# Passage provided
[Start of section]

Tuesday, January 8, 2013

Almost Al Forno Apple Tart

Al Forno Restaurant in Providence has an amazing apple tart. It's served in a thick creme anglaise and costs about $20, and you have to order it with your dinner because they make it from scratch. Alex Guarnaschelli raved about it on The Best Thing I Ever Ate. We found a recipe for it, and it is surprisingly easy to make. Following some careful analysis, we have pinpointed the reasons for the tart's amazingness.

Reasons why the Al Forno Apple Tart is amazing
1. It is served fresh. When we made this tart, we ate some of it fresh out of the oven - it was flaky, warm, meltingly scrumptious and had a bright tang from the ginger sugar. Just half an hour later, it was cold and not as good. Fascinating.
2. It is served on a pool of creme anglaise. This sauce is the stuff of heaven. It is thick, rich, custardy, simply divine. We tried to recreate this sauce, but our recipe used a lower ratio of yolks to cream so it was runnier. Next time we will put more yolks. You should do the same.
3. The fresh ginger infused sugar that lies between the apples and the crust. Apple stuff always uses cinnamon or ground ginger, but the addition of fresh ginger and omission of muddling spices lets the bright apple flavor shine.
4. Thinly sliced apples. Al Forno uses a mandolin to shave off slices of apple. We didn't have one, so we just cut them paper thin. That is what lets them charge you $20 for one tart.
5. Super awesome flaky sweet crust. This crust is like a flaky pie crust, except that it has sugar in it. The sugar adds some crunch and perfectly complements the buttery flavor of the crust. They should make a perfume of Apple Crust Aroma. We would use it all day.

[End of section]

# Questions to answer
1. In the apple tart post, what tool does Al Forno use to slice its apples?
2. In the apple tart post, rewrite the passage between "3. The fresh" and "for one tart.", inclusive, substituting "vegetable slicer" for "mandolin".
3. Pick up the post about the Al Forno apple tart at the point where it stops and write what comes next.

# Input data
[Start of section]

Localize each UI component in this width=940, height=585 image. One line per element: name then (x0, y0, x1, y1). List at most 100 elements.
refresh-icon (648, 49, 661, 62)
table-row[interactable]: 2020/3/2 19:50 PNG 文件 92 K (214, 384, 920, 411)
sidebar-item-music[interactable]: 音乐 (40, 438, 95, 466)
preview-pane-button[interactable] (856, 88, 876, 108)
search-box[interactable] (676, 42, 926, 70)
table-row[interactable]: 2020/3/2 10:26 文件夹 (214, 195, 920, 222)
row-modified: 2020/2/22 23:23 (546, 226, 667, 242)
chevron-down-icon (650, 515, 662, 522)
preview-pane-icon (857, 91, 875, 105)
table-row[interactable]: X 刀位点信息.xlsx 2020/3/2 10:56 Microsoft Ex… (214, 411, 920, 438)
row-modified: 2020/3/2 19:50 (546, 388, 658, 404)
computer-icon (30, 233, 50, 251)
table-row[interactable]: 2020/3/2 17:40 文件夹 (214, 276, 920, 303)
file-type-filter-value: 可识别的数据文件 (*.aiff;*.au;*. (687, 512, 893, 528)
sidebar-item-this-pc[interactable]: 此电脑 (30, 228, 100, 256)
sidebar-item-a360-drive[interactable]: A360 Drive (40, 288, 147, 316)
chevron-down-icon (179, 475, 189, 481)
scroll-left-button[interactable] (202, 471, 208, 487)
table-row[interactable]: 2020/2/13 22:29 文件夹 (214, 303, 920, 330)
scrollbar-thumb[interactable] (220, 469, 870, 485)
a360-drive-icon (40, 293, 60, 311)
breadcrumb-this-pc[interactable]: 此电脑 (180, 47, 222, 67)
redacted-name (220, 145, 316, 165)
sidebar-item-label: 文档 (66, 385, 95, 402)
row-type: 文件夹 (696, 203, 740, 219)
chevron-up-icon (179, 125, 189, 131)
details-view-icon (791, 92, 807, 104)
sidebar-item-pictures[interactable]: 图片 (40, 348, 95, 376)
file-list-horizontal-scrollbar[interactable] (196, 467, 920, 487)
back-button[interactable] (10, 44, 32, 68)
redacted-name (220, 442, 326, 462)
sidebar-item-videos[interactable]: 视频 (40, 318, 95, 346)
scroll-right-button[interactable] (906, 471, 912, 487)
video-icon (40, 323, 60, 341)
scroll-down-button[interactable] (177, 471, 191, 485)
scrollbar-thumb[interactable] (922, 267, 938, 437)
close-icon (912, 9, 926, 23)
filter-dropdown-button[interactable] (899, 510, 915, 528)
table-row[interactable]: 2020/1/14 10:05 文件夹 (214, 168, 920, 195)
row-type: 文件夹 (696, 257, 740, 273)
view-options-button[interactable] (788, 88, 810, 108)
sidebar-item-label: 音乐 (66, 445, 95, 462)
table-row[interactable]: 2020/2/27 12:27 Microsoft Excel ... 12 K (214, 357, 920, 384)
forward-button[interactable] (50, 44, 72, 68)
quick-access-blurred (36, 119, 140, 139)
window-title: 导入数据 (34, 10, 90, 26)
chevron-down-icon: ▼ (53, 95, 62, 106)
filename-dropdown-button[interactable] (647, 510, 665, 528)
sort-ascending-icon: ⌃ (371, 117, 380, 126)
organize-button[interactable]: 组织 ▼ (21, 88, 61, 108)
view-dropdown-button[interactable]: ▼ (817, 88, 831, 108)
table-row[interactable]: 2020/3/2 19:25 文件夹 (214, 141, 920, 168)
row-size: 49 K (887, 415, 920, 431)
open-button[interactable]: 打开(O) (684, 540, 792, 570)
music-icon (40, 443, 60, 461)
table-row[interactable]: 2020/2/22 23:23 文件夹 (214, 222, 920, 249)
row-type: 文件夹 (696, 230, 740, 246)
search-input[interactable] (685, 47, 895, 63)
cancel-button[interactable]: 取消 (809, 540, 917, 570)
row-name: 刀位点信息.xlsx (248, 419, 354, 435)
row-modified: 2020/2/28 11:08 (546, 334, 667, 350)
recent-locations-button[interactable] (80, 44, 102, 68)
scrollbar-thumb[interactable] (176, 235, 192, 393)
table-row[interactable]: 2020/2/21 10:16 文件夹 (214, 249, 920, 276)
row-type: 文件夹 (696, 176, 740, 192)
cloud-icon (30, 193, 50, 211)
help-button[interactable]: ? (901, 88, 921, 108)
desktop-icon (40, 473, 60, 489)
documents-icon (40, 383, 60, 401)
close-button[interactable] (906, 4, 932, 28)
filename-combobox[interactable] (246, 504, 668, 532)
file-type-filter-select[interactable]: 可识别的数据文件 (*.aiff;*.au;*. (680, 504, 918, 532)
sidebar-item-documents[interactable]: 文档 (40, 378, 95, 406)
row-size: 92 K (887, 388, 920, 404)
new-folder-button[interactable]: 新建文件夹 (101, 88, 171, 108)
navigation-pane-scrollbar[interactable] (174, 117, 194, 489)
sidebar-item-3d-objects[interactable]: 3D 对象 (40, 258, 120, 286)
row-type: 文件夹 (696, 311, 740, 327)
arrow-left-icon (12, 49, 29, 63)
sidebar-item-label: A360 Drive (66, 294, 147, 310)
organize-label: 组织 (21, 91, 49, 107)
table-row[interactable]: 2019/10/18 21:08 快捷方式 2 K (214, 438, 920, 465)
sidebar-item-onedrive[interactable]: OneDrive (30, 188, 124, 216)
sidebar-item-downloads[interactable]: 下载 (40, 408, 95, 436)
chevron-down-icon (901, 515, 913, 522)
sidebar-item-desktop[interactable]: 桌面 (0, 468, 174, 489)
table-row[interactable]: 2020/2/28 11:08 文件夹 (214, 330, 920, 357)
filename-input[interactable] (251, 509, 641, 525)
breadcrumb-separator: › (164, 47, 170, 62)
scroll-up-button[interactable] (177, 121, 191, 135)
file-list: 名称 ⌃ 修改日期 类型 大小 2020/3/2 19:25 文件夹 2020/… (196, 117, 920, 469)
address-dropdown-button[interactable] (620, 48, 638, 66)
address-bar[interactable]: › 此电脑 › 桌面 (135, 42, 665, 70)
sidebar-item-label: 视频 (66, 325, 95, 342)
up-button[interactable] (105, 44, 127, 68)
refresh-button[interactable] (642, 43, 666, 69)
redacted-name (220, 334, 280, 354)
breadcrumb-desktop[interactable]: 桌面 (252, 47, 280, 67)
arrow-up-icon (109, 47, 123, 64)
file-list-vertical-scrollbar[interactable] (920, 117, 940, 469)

[End of section]

# Outputs by task
1. A mandolin.

2.
3. The fresh ginger infused sugar that lies between the apples and the crust. Apple stuff always uses cinnamon or ground ginger, but the addition of fresh ginger and omission of muddling spices lets the bright apple flavor shine.
4. Thinly sliced apples. Al Forno uses a vegetable slicer to shave off slices of apple. We didn't have one, so we just cut them paper thin. That is what lets them charge you $20 for one tart.

3.
Al Forno Apple Tart
Adapted from Johanne Killeen | George Germon | Al Forno Restaurant, Providence, RI
Because these tarts are less bothersome to make than a pie — they take all of 30 minutes to make once you have the dough prepared — you can file them under easy-to-make. I bake them for weeknight dinners, brunches, picnics, even late-night snacks.—David Leite

2 cups all-purpose flour
1/4 cup sugar
1/2 teaspoon kosher salt
1/2 pound cold unsalted butter, cut into 1/2-inch cubes
1/4 cup ice water
2 tablespoons sugar mixed with 2 teaspoons freshly grated ginger
2 Golden Delicious apples, peeled, cored, cut in quarters and sliced paper-thin
2 tablespoons sugar
1 tablespoon unsalted butter, quartered
Vanilla ice cream, optional

In the bowl of a food processor fitted with a metal blade, pulse the flour, sugar, and salt until blended. Add the butter cubes and pulse until the mixture resembles coarse cornmeal with pieces no bigger than small peas, about 13 to 15 one-second pulses. With the motor running, add the ice water all at once through the feed tube. Process for about 10 seconds, stopping before the dough becomes a solid mass. Turn the contents of the bowl onto a work surface, form into four equal-size discs, and wrap tightly in plastic wrap. Refrigerate for an one hour.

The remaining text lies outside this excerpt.